* _Aim of the exercise_:
List each line of the data that holds the string "prestressed", please.

(Saved entries)

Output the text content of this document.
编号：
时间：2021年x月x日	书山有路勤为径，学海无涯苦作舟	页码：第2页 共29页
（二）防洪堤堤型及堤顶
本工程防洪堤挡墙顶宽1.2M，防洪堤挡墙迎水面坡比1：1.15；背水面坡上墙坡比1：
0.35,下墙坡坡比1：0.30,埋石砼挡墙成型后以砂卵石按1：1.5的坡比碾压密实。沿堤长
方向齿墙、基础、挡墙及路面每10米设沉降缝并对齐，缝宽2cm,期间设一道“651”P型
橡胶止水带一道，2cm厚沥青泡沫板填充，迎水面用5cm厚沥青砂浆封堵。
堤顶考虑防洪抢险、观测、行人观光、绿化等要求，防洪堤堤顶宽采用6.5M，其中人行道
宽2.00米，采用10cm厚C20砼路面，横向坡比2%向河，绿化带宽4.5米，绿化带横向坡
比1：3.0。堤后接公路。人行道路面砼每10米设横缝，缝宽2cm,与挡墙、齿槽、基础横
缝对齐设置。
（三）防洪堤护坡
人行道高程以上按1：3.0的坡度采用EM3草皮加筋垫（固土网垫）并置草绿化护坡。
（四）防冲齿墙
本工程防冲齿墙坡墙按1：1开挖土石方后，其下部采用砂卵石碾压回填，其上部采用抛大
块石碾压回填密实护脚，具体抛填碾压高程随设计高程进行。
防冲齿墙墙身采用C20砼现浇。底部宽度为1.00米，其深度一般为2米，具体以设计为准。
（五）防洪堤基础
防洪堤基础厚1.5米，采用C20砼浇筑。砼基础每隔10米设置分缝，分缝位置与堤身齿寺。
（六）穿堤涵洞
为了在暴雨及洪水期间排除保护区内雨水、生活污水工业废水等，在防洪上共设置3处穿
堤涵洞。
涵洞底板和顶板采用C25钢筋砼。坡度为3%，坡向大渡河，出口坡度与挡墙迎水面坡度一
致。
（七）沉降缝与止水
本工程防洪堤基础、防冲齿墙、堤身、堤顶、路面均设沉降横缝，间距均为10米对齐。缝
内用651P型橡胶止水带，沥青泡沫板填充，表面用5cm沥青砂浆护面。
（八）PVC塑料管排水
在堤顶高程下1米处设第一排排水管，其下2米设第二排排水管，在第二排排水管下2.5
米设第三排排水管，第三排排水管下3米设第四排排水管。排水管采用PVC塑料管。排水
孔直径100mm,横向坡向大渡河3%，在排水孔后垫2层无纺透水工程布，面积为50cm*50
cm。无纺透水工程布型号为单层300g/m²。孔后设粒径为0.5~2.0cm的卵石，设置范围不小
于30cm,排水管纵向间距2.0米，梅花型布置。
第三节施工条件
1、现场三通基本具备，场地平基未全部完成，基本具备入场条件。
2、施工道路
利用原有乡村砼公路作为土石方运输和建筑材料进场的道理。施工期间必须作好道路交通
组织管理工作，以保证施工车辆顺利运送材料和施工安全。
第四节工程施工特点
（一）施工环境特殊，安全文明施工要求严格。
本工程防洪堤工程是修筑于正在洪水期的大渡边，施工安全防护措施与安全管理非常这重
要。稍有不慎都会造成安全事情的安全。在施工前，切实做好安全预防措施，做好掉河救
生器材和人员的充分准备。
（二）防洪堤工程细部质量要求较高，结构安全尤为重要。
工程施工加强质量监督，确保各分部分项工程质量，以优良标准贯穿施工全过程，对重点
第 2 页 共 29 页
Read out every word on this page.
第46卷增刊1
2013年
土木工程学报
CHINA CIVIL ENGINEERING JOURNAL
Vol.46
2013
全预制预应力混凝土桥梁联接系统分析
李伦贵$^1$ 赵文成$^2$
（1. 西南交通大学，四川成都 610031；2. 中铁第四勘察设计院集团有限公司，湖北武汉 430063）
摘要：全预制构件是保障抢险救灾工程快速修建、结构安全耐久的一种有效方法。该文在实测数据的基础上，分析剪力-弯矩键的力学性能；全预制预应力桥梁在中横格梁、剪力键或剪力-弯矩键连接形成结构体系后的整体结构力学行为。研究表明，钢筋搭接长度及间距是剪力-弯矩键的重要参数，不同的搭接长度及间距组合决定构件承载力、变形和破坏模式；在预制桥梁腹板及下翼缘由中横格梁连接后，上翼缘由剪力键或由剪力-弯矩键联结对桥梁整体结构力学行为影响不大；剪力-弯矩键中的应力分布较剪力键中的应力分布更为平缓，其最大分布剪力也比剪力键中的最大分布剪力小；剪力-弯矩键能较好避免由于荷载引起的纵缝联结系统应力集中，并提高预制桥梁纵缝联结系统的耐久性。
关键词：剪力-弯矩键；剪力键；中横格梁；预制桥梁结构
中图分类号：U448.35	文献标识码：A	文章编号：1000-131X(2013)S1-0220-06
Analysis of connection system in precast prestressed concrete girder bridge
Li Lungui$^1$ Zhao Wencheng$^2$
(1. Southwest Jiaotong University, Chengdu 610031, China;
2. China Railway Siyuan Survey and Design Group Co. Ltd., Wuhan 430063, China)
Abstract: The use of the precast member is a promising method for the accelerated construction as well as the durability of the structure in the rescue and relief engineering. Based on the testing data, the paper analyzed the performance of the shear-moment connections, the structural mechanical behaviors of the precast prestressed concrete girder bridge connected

* _Response_:
Analysis of connection system in precast prestressed concrete girder bridge
Abstract: The use of the precast member is a promising method for the accelerated construction as well as the durability of the structure in the rescue and relief engineering. Based on the testing data, the paper analyzed the performance of the shear-moment connections, the structural mechanical behaviors of the precast prestressed concrete girder bridge connected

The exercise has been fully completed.